Copy each line containing the word "Calculated" from the records that follow, please.

-- -- --

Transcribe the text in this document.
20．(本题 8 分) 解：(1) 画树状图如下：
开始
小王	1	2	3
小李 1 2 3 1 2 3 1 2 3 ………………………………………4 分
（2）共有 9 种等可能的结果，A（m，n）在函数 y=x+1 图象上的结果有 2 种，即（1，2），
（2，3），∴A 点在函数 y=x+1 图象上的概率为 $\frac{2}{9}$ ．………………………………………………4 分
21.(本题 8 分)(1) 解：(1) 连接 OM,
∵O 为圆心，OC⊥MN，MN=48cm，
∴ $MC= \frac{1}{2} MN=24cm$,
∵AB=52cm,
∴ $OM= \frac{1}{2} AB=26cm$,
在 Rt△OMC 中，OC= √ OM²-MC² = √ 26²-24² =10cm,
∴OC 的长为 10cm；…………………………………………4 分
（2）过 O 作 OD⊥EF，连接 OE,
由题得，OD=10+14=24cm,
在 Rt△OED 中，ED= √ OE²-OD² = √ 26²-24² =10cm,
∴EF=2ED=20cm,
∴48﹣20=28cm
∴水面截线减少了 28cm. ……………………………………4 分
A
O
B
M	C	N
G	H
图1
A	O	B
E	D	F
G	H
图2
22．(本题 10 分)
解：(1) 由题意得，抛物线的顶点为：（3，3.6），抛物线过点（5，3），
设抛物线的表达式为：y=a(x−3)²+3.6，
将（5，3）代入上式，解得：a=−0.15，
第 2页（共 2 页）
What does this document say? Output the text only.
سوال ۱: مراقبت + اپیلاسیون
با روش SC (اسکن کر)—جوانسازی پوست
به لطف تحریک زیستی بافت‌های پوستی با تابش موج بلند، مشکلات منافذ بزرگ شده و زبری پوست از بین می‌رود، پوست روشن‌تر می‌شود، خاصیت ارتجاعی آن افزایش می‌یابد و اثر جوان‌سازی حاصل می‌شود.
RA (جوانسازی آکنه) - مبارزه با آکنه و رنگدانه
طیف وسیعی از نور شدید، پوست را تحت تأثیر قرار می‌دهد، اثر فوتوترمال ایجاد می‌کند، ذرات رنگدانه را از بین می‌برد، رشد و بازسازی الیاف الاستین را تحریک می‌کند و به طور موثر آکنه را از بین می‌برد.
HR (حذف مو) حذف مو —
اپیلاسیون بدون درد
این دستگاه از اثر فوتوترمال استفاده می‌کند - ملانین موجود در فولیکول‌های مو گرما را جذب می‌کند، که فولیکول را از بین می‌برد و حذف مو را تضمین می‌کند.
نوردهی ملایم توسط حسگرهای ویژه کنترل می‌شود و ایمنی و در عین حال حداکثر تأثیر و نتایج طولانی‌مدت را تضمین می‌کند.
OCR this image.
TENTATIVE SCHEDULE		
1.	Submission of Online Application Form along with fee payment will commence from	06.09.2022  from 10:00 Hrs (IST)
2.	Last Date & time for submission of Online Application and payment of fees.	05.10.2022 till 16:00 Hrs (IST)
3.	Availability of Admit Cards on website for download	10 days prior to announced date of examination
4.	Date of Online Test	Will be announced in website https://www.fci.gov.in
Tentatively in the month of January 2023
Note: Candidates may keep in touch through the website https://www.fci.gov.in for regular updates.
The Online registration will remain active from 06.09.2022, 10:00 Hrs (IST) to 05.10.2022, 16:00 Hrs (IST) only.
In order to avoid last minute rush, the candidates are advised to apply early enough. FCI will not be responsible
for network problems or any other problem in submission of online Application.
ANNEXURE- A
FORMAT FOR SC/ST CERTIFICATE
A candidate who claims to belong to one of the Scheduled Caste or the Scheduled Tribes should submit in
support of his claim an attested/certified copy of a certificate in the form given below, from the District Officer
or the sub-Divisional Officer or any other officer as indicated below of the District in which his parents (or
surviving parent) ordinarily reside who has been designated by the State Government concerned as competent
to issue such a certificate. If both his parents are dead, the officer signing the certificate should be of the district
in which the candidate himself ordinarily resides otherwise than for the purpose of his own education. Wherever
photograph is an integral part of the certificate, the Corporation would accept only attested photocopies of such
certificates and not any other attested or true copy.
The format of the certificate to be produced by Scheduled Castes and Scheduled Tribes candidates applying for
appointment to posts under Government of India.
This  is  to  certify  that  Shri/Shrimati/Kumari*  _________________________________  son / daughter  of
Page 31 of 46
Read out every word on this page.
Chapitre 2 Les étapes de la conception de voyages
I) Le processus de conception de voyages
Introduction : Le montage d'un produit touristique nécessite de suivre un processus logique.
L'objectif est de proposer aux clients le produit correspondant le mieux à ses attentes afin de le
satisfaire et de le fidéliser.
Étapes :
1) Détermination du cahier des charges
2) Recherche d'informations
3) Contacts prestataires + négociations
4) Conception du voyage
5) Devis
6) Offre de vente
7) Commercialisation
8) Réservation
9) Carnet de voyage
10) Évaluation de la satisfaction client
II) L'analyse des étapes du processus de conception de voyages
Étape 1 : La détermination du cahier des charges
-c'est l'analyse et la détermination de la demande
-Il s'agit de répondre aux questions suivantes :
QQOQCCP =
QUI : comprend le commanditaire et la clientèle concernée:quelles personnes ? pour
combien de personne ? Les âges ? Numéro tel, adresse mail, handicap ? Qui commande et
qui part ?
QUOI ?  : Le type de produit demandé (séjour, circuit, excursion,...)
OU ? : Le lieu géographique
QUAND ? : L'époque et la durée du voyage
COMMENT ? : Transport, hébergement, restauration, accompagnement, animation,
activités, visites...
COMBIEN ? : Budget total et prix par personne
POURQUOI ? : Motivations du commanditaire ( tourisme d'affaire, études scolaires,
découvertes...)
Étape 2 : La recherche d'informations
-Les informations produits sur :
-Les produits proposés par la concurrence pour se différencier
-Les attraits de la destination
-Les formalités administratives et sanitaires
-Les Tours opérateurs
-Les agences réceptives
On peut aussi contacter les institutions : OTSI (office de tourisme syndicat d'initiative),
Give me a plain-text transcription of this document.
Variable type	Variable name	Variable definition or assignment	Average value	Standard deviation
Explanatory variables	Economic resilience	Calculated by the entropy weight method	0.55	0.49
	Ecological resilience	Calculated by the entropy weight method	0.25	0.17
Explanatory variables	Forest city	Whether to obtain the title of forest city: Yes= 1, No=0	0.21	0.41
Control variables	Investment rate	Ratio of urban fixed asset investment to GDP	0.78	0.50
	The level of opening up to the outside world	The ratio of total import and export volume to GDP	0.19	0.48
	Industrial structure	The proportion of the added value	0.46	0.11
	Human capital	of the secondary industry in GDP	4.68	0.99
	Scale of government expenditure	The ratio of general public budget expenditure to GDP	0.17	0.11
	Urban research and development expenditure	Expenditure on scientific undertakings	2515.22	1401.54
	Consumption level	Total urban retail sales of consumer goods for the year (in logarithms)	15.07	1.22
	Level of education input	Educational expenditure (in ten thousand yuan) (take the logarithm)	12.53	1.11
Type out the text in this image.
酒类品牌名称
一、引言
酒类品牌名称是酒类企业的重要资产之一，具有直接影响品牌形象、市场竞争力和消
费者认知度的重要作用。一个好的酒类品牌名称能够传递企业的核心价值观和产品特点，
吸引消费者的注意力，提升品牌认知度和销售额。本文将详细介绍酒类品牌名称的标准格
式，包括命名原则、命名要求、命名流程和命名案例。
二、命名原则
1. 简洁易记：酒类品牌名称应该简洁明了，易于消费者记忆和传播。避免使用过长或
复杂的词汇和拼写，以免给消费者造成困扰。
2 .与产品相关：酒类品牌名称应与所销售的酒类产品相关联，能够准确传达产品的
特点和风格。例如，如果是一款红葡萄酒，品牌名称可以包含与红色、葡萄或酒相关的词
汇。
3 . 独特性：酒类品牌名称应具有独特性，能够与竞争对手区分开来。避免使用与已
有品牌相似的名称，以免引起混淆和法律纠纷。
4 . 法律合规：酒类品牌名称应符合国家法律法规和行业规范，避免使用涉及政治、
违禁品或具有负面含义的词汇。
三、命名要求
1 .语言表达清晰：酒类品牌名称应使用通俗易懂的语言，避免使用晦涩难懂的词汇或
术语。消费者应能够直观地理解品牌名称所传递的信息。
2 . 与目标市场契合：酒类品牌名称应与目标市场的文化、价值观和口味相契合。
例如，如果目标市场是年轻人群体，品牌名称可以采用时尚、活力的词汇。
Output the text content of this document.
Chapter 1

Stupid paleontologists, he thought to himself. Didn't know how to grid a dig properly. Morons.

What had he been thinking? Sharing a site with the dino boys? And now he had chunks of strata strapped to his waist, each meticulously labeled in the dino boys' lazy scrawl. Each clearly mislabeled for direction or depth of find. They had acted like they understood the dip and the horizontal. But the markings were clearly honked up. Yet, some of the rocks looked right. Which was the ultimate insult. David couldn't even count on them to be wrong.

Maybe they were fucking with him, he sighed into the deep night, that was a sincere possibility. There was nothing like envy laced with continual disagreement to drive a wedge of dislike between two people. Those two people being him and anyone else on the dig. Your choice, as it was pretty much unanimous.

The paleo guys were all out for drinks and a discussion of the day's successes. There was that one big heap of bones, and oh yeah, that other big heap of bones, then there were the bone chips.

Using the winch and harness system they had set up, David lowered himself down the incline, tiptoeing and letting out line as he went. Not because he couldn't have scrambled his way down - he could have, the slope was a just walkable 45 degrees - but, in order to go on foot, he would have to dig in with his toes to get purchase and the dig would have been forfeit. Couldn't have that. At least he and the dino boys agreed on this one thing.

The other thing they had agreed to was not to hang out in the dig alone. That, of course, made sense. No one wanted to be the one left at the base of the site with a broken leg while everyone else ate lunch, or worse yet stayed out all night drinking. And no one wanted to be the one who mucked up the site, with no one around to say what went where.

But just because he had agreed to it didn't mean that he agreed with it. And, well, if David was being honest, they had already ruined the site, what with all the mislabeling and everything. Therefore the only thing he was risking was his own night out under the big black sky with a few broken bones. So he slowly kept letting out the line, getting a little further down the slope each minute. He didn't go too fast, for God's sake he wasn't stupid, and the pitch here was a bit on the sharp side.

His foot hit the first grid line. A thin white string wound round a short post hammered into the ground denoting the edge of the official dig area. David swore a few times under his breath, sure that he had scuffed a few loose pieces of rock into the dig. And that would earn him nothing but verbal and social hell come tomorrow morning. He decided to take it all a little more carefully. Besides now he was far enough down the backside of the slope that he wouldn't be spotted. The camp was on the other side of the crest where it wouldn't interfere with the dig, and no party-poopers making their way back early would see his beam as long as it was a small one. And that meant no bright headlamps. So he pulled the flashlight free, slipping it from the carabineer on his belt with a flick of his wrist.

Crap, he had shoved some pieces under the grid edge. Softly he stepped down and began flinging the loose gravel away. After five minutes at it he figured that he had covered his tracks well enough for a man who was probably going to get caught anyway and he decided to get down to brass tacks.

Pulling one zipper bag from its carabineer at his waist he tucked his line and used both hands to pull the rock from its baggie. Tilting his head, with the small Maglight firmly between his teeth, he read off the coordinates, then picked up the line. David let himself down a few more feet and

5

-- -- --

[OUTPUT OF THE TASK]
Explanatory variables	Economic resilience	Calculated by the entropy weight method	0.55	0.49
	Ecological resilience	Calculated by the entropy weight method	0.25	0.17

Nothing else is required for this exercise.